THE REQUEST – Keep only the lines that hold the string "this", filtering out the rest of the entries below.

MATERIAL PROVIDED –
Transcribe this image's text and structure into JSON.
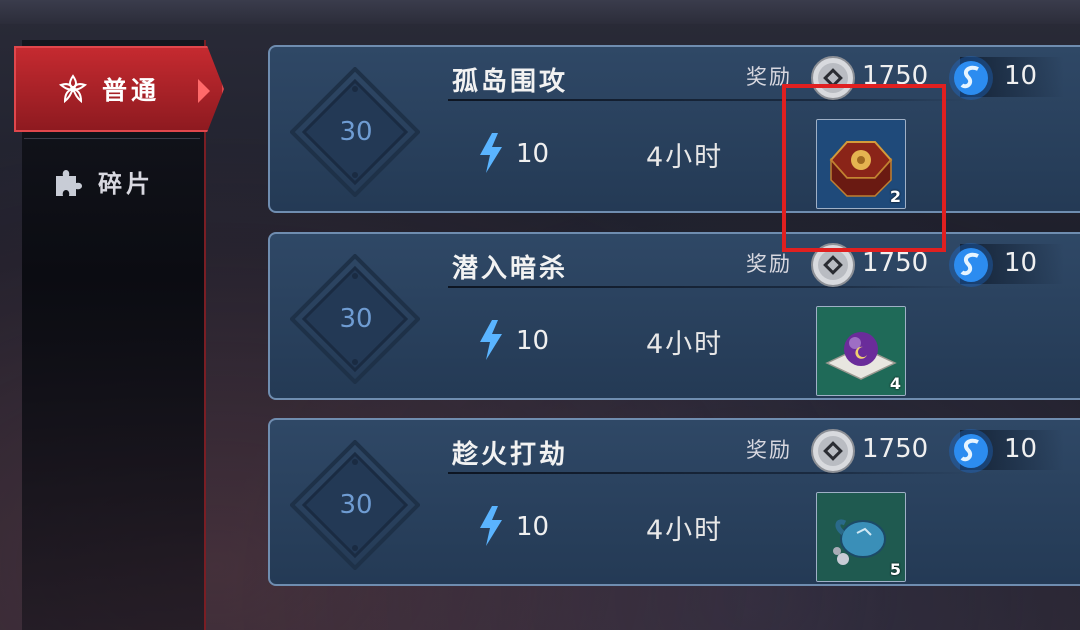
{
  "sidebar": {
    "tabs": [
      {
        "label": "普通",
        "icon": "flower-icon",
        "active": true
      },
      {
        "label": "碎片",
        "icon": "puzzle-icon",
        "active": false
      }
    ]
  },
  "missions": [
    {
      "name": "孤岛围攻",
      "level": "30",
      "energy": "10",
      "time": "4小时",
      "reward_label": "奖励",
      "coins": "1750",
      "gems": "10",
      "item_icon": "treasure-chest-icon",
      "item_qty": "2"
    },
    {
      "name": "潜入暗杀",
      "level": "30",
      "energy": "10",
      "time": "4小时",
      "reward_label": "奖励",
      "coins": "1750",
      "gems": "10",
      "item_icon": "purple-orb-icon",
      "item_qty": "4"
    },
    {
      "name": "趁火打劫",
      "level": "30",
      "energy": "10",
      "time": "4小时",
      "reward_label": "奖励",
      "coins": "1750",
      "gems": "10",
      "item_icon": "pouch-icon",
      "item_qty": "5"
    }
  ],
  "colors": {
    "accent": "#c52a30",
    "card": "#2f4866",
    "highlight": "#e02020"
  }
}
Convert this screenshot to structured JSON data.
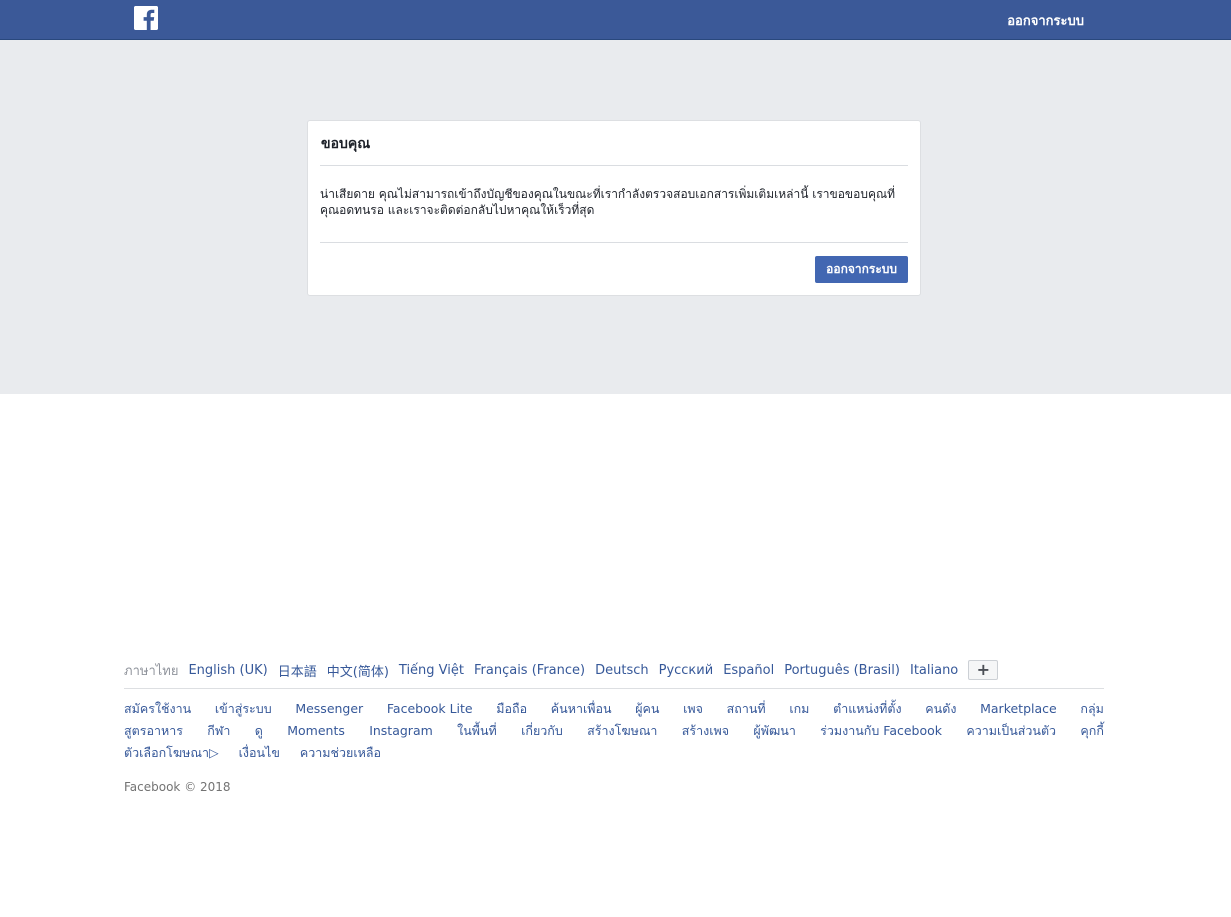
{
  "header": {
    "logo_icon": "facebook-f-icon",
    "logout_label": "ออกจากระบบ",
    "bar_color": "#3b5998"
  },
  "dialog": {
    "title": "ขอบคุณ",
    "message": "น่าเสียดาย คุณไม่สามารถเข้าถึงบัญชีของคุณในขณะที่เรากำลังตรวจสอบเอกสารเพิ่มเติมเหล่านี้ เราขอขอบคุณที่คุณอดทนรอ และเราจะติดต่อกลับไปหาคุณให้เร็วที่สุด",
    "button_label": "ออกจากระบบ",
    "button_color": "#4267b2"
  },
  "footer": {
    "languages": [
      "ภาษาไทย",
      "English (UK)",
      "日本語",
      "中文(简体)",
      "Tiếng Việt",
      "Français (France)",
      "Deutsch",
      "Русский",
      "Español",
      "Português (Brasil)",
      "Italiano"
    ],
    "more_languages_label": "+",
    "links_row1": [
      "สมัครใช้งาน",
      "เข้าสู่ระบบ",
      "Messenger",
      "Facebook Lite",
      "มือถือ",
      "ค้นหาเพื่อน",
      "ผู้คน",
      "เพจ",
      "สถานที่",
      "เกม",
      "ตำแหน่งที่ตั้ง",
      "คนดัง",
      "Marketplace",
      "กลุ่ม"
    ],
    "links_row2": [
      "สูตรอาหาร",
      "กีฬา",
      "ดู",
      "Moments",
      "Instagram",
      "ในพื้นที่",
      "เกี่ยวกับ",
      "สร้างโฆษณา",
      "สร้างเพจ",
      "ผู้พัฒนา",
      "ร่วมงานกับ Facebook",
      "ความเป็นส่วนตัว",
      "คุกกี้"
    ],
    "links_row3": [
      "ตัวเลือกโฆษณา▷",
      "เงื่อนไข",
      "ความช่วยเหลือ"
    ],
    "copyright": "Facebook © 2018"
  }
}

...

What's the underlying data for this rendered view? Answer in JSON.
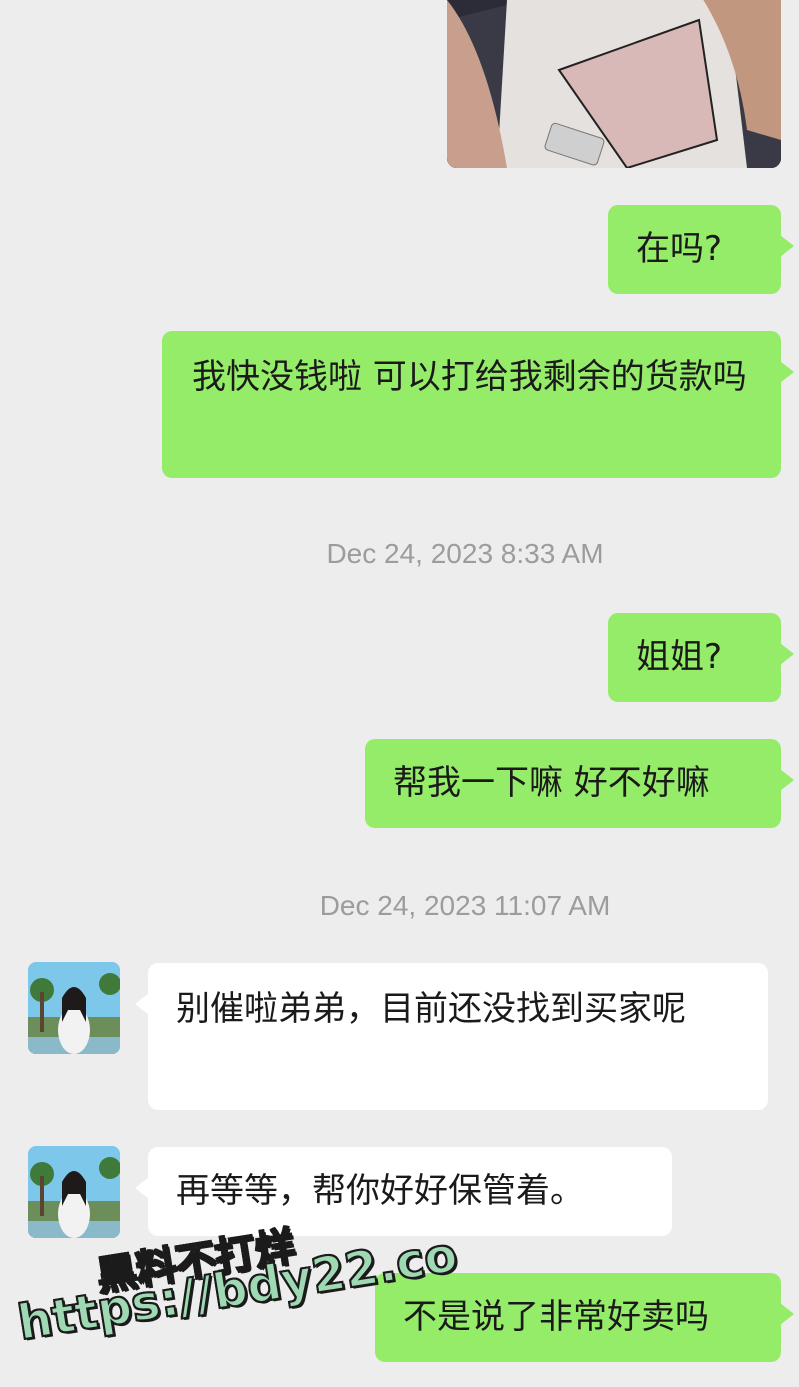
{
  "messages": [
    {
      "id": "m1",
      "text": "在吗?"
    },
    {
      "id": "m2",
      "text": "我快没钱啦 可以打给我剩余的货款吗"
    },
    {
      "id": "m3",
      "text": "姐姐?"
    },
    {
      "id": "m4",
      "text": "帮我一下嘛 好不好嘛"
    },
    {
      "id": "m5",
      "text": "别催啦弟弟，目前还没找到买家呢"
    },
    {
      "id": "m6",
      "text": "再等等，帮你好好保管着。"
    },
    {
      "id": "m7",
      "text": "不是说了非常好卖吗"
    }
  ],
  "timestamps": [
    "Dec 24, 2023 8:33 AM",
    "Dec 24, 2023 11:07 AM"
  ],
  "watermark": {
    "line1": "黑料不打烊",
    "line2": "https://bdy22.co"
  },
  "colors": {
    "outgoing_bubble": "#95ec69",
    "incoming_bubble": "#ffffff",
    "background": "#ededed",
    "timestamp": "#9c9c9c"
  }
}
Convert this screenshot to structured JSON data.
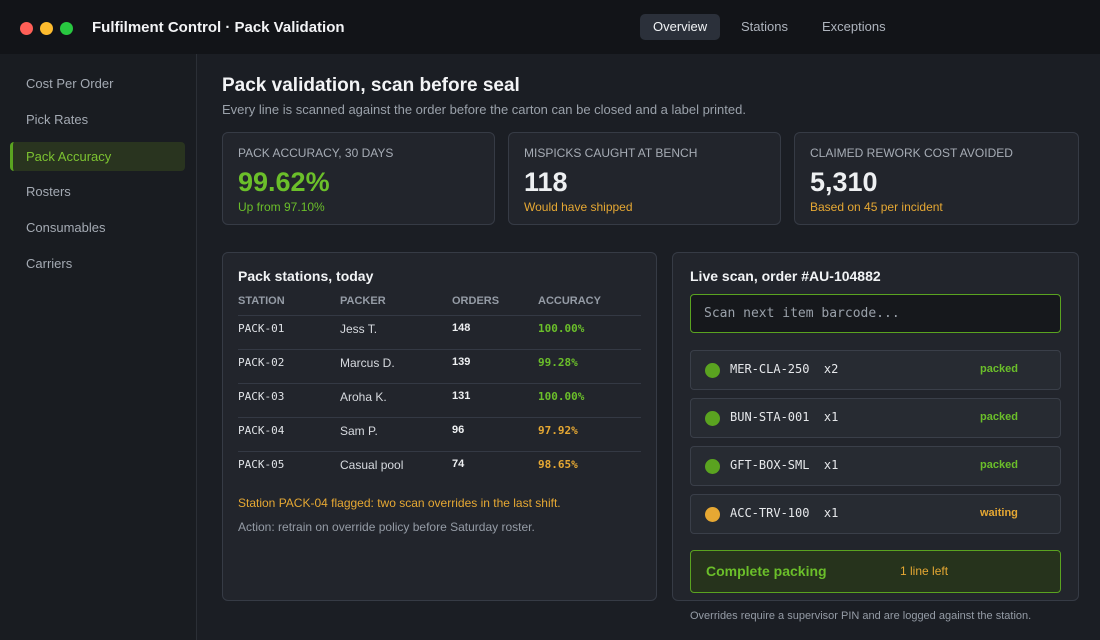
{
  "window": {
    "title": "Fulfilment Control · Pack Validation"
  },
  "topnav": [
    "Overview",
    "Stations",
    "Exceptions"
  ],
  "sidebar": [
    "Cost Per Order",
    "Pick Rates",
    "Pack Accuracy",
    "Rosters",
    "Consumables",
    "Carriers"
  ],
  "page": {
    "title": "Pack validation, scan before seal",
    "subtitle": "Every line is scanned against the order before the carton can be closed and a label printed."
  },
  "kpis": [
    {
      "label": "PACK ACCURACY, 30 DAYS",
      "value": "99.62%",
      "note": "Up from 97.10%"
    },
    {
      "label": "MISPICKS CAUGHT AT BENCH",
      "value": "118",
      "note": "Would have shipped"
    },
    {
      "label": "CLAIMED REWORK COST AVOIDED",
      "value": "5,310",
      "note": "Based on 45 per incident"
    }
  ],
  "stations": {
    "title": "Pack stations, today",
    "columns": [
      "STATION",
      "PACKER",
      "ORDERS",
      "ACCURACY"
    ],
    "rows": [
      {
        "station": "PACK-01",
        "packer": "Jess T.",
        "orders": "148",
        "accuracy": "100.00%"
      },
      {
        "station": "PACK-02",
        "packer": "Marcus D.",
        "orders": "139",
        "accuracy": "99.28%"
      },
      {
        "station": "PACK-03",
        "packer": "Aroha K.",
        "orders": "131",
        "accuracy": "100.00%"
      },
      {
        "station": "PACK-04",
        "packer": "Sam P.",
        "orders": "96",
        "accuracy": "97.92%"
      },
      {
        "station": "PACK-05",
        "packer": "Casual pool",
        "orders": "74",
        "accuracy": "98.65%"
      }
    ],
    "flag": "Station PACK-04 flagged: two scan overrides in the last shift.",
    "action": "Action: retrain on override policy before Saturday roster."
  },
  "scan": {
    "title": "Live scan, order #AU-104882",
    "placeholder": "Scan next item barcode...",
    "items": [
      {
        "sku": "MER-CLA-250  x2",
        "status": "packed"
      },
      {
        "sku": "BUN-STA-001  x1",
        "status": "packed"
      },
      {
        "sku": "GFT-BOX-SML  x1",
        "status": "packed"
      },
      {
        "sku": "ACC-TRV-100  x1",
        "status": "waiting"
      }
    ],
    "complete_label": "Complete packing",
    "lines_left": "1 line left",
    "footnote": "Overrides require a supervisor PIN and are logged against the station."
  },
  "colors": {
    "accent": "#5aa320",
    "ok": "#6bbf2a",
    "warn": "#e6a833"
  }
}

FINAL RESULT –
Transcribe this image's text and structure into JSON.
Convert this screenshot to structured JSON data.
What's the underlying data for this rendered view? Answer in JSON.
Convert this screenshot to structured JSON data.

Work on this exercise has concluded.